# MATERIAL FOR THE TASK start

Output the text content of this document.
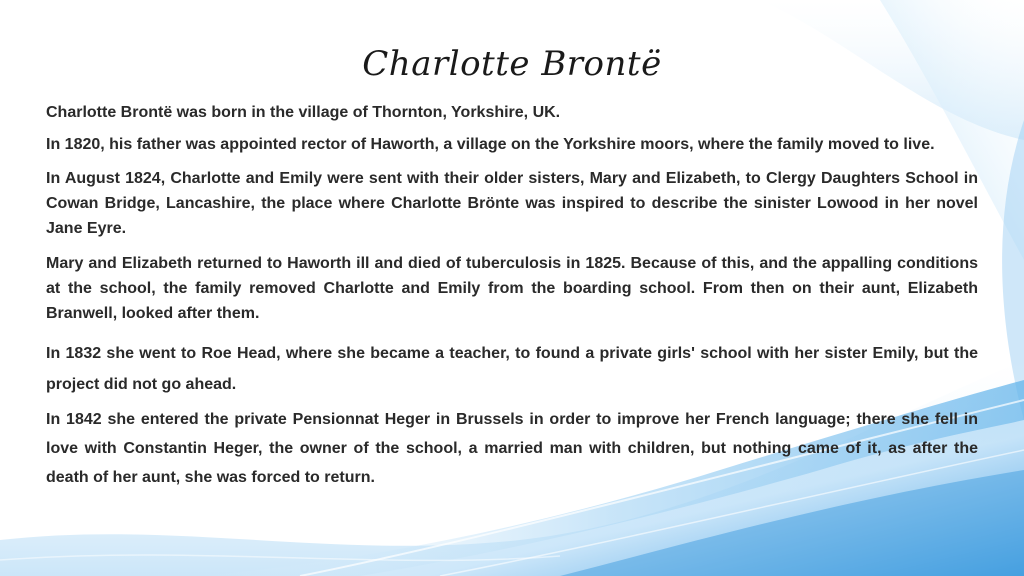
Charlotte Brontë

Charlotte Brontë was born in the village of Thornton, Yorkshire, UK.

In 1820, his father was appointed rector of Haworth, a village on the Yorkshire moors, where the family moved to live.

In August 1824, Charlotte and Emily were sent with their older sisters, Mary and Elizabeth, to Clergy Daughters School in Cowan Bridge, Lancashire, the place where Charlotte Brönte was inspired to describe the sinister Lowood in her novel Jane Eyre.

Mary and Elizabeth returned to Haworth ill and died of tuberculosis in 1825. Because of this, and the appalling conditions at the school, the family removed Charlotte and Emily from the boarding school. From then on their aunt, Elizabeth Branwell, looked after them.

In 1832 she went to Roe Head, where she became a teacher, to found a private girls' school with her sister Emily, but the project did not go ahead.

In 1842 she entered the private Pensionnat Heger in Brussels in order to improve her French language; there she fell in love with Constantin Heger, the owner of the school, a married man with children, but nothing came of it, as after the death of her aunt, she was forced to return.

# MATERIAL FOR THE TASK end
# MATERIAL FOR THE TASK start

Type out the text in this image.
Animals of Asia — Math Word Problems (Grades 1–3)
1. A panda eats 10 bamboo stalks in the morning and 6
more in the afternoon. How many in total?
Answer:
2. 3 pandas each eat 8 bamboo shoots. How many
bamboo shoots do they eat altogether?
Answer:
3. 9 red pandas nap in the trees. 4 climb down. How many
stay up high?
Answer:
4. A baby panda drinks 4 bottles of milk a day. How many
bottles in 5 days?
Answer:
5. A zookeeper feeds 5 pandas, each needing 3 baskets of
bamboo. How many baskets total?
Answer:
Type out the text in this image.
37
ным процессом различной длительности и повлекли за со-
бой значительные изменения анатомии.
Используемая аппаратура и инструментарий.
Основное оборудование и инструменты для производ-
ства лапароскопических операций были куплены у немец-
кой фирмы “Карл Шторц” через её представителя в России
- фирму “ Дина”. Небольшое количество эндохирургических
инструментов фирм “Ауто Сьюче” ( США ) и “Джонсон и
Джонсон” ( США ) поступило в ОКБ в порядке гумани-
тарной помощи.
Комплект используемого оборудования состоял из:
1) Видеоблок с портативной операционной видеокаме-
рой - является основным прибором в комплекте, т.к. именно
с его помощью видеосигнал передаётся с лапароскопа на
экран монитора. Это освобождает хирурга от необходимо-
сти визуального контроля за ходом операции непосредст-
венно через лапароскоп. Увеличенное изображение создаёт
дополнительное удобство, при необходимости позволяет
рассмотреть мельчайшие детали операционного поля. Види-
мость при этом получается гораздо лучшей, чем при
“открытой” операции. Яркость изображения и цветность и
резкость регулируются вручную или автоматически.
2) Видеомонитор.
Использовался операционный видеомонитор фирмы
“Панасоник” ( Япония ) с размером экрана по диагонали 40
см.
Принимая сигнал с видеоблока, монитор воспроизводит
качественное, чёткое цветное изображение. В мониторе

# MATERIAL FOR THE TASK end

• AIM
Looking at the records above, count the lines where the word "Джонсон" appears. State only the number.

• COMPLETE OUTPUT
2